(To be done):
Exact repetition is required: output every record in full.

——————

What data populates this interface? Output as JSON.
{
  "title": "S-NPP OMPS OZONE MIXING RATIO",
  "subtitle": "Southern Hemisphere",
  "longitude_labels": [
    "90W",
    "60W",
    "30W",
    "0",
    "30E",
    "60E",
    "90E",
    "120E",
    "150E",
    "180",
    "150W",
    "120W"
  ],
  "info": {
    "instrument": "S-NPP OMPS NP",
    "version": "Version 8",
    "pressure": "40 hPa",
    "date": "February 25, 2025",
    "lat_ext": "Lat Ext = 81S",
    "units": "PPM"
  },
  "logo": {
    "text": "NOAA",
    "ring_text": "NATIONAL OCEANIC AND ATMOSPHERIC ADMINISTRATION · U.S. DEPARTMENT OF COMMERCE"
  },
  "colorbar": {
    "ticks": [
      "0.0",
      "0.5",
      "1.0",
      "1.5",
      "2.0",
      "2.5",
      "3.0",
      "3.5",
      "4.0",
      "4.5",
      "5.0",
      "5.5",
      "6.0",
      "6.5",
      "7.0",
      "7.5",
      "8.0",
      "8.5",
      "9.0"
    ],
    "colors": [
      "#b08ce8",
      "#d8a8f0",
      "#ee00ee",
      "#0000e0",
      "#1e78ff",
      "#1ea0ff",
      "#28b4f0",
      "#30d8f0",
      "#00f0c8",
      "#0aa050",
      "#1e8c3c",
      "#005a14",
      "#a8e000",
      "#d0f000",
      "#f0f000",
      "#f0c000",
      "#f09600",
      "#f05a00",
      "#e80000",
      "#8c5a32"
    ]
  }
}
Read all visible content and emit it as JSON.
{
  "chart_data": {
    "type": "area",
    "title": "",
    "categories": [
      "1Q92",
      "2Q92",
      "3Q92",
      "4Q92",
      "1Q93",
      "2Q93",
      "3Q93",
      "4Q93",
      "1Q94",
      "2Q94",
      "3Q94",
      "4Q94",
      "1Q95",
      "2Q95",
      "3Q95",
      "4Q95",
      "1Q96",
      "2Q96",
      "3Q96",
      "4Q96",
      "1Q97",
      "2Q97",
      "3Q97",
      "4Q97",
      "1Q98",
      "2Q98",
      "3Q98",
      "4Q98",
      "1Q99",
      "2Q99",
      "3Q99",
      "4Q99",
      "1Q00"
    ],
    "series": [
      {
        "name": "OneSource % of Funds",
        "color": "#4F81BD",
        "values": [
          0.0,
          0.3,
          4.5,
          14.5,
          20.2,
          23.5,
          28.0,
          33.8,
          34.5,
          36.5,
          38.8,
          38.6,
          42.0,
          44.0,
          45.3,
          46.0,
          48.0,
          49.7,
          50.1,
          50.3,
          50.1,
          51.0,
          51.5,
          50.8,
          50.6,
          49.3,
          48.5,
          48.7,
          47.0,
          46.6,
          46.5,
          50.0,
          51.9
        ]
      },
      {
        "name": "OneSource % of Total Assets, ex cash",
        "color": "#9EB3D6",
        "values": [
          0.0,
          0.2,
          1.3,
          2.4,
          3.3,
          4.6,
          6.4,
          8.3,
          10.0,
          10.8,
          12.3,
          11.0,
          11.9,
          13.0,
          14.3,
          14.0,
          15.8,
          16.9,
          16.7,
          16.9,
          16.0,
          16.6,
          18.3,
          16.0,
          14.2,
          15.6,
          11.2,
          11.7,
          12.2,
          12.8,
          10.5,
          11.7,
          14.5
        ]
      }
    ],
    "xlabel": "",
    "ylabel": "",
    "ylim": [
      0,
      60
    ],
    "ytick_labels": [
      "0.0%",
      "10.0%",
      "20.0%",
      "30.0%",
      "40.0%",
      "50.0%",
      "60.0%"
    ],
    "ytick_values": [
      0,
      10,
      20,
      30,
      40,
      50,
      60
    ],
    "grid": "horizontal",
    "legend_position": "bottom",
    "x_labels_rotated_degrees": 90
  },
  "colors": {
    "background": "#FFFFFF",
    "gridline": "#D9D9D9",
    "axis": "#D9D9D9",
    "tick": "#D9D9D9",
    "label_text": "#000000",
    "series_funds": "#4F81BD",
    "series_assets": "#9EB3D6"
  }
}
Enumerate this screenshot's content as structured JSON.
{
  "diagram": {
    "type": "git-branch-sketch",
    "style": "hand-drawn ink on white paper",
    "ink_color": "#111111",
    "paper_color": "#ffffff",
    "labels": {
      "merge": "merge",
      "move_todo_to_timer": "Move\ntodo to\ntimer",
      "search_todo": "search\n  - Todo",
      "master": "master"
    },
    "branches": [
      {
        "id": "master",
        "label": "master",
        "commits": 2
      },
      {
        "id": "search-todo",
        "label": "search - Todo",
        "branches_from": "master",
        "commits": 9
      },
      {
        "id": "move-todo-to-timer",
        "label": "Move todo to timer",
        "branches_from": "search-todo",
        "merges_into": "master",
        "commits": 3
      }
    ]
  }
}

——————

(Answer to the problem):
What data populates this interface? Output as JSON.
{
  "title": "S-NPP OMPS OZONE MIXING RATIO",
  "subtitle": "Southern Hemisphere",
  "longitude_labels": [
    "90W",
    "60W",
    "30W",
    "0",
    "30E",
    "60E",
    "90E",
    "120E",
    "150E",
    "180",
    "150W",
    "120W"
  ],
  "info": {
    "instrument": "S-NPP OMPS NP",
    "version": "Version 8",
    "pressure": "40 hPa",
    "date": "February 25, 2025",
    "lat_ext": "Lat Ext = 81S",
    "units": "PPM"
  },
  "logo": {
    "text": "NOAA",
    "ring_text": "NATIONAL OCEANIC AND ATMOSPHERIC ADMINISTRATION · U.S. DEPARTMENT OF COMMERCE"
  },
  "colorbar": {
    "ticks": [
      "0.0",
      "0.5",
      "1.0",
      "1.5",
      "2.0",
      "2.5",
      "3.0",
      "3.5",
      "4.0",
      "4.5",
      "5.0",
      "5.5",
      "6.0",
      "6.5",
      "7.0",
      "7.5",
      "8.0",
      "8.5",
      "9.0"
    ],
    "colors": [
      "#b08ce8",
      "#d8a8f0",
      "#ee00ee",
      "#0000e0",
      "#1e78ff",
      "#1ea0ff",
      "#28b4f0",
      "#30d8f0",
      "#00f0c8",
      "#0aa050",
      "#1e8c3c",
      "#005a14",
      "#a8e000",
      "#d0f000",
      "#f0f000",
      "#f0c000",
      "#f09600",
      "#f05a00",
      "#e80000",
      "#8c5a32"
    ]
  }
}
Read all visible content and emit it as JSON.
{
  "chart_data": {
    "type": "area",
    "title": "",
    "categories": [
      "1Q92",
      "2Q92",
      "3Q92",
      "4Q92",
      "1Q93",
      "2Q93",
      "3Q93",
      "4Q93",
      "1Q94",
      "2Q94",
      "3Q94",
      "4Q94",
      "1Q95",
      "2Q95",
      "3Q95",
      "4Q95",
      "1Q96",
      "2Q96",
      "3Q96",
      "4Q96",
      "1Q97",
      "2Q97",
      "3Q97",
      "4Q97",
      "1Q98",
      "2Q98",
      "3Q98",
      "4Q98",
      "1Q99",
      "2Q99",
      "3Q99",
      "4Q99",
      "1Q00"
    ],
    "series": [
      {
        "name": "OneSource % of Funds",
        "color": "#4F81BD",
        "values": [
          0.0,
          0.3,
          4.5,
          14.5,
          20.2,
          23.5,
          28.0,
          33.8,
          34.5,
          36.5,
          38.8,
          38.6,
          42.0,
          44.0,
          45.3,
          46.0,
          48.0,
          49.7,
          50.1,
          50.3,
          50.1,
          51.0,
          51.5,
          50.8,
          50.6,
          49.3,
          48.5,
          48.7,
          47.0,
          46.6,
          46.5,
          50.0,
          51.9
        ]
      },
      {
        "name": "OneSource % of Total Assets, ex cash",
        "color": "#9EB3D6",
        "values": [
          0.0,
          0.2,
          1.3,
          2.4,
          3.3,
          4.6,
          6.4,
          8.3,
          10.0,
          10.8,
          12.3,
          11.0,
          11.9,
          13.0,
          14.3,
          14.0,
          15.8,
          16.9,
          16.7,
          16.9,
          16.0,
          16.6,
          18.3,
          16.0,
          14.2,
          15.6,
          11.2,
          11.7,
          12.2,
          12.8,
          10.5,
          11.7,
          14.5
        ]
      }
    ],
    "xlabel": "",
    "ylabel": "",
    "ylim": [
      0,
      60
    ],
    "ytick_labels": [
      "0.0%",
      "10.0%",
      "20.0%",
      "30.0%",
      "40.0%",
      "50.0%",
      "60.0%"
    ],
    "ytick_values": [
      0,
      10,
      20,
      30,
      40,
      50,
      60
    ],
    "grid": "horizontal",
    "legend_position": "bottom",
    "x_labels_rotated_degrees": 90
  },
  "colors": {
    "background": "#FFFFFF",
    "gridline": "#D9D9D9",
    "axis": "#D9D9D9",
    "tick": "#D9D9D9",
    "label_text": "#000000",
    "series_funds": "#4F81BD",
    "series_assets": "#9EB3D6"
  }
}
Enumerate this screenshot's content as structured JSON.
{
  "diagram": {
    "type": "git-branch-sketch",
    "style": "hand-drawn ink on white paper",
    "ink_color": "#111111",
    "paper_color": "#ffffff",
    "labels": {
      "merge": "merge",
      "move_todo_to_timer": "Move\ntodo to\ntimer",
      "search_todo": "search\n  - Todo",
      "master": "master"
    },
    "branches": [
      {
        "id": "master",
        "label": "master",
        "commits": 2
      },
      {
        "id": "search-todo",
        "label": "search - Todo",
        "branches_from": "master",
        "commits": 9
      },
      {
        "id": "move-todo-to-timer",
        "label": "Move todo to timer",
        "branches_from": "search-todo",
        "merges_into": "master",
        "commits": 3
      }
    ]
  }
}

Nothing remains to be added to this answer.